-- start --

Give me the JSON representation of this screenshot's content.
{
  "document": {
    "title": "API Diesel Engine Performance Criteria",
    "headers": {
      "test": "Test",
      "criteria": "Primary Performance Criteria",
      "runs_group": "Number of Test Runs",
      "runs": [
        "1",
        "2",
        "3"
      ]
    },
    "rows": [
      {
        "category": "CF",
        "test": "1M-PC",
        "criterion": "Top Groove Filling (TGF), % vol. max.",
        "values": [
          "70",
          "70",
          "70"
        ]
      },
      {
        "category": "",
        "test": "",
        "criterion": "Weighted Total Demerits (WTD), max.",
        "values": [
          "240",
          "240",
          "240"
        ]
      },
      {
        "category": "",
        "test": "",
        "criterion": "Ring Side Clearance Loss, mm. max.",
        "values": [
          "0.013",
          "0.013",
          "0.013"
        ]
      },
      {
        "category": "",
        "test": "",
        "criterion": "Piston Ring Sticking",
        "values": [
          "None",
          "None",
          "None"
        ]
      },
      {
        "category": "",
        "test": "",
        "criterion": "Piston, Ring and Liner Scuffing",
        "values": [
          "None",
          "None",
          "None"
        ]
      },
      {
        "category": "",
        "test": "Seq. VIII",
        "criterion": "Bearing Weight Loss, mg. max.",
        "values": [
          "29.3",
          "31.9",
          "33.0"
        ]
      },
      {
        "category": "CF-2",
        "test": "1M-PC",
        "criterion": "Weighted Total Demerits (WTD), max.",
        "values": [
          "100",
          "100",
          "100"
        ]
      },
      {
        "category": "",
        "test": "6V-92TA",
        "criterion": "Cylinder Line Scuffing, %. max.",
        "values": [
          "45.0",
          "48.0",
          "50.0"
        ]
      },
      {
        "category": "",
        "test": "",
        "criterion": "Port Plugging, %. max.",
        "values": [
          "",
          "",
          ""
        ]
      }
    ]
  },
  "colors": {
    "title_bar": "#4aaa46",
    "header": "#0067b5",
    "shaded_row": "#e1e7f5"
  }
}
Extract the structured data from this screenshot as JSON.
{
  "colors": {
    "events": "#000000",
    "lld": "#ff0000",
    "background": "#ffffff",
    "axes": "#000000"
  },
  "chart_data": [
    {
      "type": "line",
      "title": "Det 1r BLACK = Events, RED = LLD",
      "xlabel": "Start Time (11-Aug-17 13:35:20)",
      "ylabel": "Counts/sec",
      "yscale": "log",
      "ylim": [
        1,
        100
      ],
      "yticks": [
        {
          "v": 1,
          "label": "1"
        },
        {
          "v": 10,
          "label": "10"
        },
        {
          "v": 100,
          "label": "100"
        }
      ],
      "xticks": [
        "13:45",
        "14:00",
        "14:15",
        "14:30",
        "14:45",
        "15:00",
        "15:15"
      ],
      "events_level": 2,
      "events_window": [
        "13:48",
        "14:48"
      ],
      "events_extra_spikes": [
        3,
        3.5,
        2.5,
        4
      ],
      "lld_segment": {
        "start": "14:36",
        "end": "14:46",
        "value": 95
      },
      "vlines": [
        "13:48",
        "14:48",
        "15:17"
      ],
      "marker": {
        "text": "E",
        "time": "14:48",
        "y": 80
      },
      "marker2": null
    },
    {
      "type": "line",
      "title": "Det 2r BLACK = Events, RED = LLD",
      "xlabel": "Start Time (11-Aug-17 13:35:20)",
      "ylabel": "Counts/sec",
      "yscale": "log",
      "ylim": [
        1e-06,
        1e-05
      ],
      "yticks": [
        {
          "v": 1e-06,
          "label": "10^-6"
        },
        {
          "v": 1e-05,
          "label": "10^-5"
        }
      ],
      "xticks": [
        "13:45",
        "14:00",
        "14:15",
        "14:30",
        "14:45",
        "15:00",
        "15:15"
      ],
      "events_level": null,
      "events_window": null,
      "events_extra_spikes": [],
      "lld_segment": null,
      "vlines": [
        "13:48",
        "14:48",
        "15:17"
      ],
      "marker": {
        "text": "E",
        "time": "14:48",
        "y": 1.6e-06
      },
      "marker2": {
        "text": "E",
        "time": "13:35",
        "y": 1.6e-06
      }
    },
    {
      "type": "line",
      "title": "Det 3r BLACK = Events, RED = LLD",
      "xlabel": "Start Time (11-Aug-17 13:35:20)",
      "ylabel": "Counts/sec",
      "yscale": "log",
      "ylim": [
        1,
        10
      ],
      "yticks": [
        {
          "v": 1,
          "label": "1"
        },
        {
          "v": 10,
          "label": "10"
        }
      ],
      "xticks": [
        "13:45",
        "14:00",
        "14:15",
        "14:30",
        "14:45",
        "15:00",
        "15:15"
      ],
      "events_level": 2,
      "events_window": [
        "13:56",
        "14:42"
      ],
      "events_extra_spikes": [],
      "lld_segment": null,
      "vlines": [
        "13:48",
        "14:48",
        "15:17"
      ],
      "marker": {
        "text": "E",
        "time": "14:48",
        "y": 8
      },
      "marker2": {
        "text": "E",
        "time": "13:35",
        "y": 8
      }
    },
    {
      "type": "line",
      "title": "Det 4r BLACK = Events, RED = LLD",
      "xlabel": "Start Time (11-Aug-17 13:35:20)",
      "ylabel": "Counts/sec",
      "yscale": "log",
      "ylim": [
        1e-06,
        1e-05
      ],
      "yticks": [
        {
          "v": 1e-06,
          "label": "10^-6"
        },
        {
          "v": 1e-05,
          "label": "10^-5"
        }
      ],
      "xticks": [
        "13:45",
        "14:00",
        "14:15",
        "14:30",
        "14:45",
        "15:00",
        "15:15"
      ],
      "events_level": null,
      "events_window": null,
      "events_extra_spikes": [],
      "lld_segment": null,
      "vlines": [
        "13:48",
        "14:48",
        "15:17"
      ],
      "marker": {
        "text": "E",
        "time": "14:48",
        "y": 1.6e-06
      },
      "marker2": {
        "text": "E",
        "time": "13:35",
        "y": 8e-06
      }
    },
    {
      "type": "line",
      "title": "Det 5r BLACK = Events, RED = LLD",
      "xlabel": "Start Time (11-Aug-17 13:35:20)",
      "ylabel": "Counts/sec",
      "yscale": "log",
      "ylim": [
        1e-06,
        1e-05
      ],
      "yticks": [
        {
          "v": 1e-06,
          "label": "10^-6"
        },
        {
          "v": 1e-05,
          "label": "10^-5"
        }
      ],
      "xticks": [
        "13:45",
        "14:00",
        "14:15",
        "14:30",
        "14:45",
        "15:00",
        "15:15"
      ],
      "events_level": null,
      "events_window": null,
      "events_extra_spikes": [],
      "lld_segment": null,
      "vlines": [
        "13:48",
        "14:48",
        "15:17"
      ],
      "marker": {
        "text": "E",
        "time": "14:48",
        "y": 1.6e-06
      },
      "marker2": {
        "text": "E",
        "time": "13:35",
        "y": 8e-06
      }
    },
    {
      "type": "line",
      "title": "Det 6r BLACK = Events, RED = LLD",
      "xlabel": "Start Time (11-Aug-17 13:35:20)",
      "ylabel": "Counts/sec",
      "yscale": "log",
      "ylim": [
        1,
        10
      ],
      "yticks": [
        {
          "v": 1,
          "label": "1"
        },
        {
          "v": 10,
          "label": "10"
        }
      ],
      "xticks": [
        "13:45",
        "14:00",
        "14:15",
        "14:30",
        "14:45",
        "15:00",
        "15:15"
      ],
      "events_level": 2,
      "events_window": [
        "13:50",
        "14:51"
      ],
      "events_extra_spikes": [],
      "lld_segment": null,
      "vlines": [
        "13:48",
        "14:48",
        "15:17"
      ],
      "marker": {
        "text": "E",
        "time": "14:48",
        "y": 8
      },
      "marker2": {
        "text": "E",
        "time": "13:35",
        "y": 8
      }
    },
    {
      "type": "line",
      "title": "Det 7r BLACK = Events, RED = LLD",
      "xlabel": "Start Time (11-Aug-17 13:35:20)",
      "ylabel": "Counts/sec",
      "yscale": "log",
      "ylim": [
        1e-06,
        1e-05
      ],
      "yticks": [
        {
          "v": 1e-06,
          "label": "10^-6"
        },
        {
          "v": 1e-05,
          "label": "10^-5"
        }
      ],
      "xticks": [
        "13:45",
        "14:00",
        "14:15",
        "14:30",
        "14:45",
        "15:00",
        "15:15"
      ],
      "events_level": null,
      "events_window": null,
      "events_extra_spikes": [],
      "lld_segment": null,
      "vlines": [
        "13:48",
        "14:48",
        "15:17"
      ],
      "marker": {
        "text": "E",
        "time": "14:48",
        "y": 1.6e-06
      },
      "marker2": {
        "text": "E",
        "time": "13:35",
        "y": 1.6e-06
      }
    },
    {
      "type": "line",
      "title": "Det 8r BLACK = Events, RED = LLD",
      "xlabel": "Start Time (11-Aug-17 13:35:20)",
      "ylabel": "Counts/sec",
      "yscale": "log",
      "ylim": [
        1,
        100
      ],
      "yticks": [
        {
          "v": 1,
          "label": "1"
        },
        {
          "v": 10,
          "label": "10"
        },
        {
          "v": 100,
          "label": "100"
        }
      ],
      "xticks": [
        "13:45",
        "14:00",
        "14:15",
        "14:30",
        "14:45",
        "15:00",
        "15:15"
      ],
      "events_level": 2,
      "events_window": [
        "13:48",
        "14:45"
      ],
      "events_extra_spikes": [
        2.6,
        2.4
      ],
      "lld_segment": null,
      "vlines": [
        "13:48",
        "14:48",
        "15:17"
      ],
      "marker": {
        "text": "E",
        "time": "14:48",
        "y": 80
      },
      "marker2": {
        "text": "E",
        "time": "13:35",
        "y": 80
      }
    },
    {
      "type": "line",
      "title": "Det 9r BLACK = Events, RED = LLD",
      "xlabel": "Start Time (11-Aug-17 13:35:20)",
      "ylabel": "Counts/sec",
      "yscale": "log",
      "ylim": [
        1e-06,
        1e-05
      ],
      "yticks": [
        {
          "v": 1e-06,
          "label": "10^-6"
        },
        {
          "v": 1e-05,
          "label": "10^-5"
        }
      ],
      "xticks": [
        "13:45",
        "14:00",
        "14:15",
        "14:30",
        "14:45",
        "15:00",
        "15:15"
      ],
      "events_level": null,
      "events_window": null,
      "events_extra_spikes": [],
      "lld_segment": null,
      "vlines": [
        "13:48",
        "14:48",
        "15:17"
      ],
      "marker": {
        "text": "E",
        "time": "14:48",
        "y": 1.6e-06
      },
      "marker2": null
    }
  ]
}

-- end --

Extract every line above that contains the word "Criteria".

    "title": "API Diesel Engine Performance Criteria",
      "criteria": "Primary Performance Criteria",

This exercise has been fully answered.